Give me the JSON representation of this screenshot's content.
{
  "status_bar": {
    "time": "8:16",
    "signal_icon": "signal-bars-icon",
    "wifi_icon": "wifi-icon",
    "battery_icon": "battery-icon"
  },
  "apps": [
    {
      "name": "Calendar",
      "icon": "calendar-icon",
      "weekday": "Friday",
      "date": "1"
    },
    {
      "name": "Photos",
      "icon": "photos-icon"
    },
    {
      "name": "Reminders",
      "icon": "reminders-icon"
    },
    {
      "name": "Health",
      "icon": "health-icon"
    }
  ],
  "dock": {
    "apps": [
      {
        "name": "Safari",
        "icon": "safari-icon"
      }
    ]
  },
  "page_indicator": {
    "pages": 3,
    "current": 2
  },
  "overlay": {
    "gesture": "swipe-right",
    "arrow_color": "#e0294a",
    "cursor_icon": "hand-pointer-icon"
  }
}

------------------------------

## REQUEST
How many of the lines above hold the word "name"? Give only that number.

## SOLUTION
5